=== Begin Enclosure ===
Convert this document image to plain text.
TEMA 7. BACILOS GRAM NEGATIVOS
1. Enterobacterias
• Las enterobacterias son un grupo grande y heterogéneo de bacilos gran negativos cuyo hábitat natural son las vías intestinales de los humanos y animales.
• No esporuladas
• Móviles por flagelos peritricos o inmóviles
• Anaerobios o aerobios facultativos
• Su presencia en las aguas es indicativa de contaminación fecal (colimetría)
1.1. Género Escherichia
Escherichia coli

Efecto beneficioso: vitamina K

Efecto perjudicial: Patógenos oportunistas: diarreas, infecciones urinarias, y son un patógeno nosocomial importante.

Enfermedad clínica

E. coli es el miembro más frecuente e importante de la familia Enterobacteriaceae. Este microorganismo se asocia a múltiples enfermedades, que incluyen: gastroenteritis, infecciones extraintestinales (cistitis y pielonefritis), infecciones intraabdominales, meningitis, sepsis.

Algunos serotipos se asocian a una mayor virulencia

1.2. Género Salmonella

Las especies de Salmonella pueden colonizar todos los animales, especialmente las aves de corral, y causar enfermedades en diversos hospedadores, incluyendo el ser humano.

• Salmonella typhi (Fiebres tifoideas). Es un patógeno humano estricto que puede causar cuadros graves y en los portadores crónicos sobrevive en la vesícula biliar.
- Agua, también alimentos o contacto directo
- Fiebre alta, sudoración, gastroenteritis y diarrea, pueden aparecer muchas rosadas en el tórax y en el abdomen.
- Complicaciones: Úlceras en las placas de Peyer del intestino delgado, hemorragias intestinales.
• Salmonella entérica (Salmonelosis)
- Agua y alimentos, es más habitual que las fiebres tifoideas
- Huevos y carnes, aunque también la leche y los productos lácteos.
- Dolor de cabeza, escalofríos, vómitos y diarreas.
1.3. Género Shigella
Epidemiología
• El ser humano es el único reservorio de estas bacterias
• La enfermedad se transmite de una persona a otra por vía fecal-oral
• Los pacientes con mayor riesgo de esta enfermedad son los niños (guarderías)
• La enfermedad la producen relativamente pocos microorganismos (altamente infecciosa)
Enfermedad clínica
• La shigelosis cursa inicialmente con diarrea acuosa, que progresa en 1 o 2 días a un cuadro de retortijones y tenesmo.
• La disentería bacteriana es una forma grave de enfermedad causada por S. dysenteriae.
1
=== End Enclosure ===
PROBLEM STATEMENT:
Go through the records above and retype each one exactly.

OUTPUT FOR THIS TASK:
Convert this document image to plain text.
TEMA 7. BACILOS GRAM NEGATIVOS
1. Enterobacterias
• Las enterobacterias son un grupo grande y heterogéneo de bacilos gran negativos cuyo hábitat natural son las vías intestinales de los humanos y animales.
• No esporuladas
• Móviles por flagelos peritricos o inmóviles
• Anaerobios o aerobios facultativos
• Su presencia en las aguas es indicativa de contaminación fecal (colimetría)
1.1. Género Escherichia
Escherichia coli

Efecto beneficioso: vitamina K

Efecto perjudicial: Patógenos oportunistas: diarreas, infecciones urinarias, y son un patógeno nosocomial importante.

Enfermedad clínica

E. coli es el miembro más frecuente e importante de la familia Enterobacteriaceae. Este microorganismo se asocia a múltiples enfermedades, que incluyen: gastroenteritis, infecciones extraintestinales (cistitis y pielonefritis), infecciones intraabdominales, meningitis, sepsis.

Algunos serotipos se asocian a una mayor virulencia

1.2. Género Salmonella

Las especies de Salmonella pueden colonizar todos los animales, especialmente las aves de corral, y causar enfermedades en diversos hospedadores, incluyendo el ser humano.

• Salmonella typhi (Fiebres tifoideas). Es un patógeno humano estricto que puede causar cuadros graves y en los portadores crónicos sobrevive en la vesícula biliar.
- Agua, también alimentos o contacto directo
- Fiebre alta, sudoración, gastroenteritis y diarrea, pueden aparecer muchas rosadas en el tórax y en el abdomen.
- Complicaciones: Úlceras en las placas de Peyer del intestino delgado, hemorragias intestinales.
• Salmonella entérica (Salmonelosis)
- Agua y alimentos, es más habitual que las fiebres tifoideas
- Huevos y carnes, aunque también la leche y los productos lácteos.
- Dolor de cabeza, escalofríos, vómitos y diarreas.
1.3. Género Shigella
Epidemiología
• El ser humano es el único reservorio de estas bacterias
• La enfermedad se transmite de una persona a otra por vía fecal-oral
• Los pacientes con mayor riesgo de esta enfermedad son los niños (guarderías)
• La enfermedad la producen relativamente pocos microorganismos (altamente infecciosa)
Enfermedad clínica
• La shigelosis cursa inicialmente con diarrea acuosa, que progresa en 1 o 2 días a un cuadro de retortijones y tenesmo.
• La disentería bacteriana es una forma grave de enfermedad causada por S. dysenteriae.
1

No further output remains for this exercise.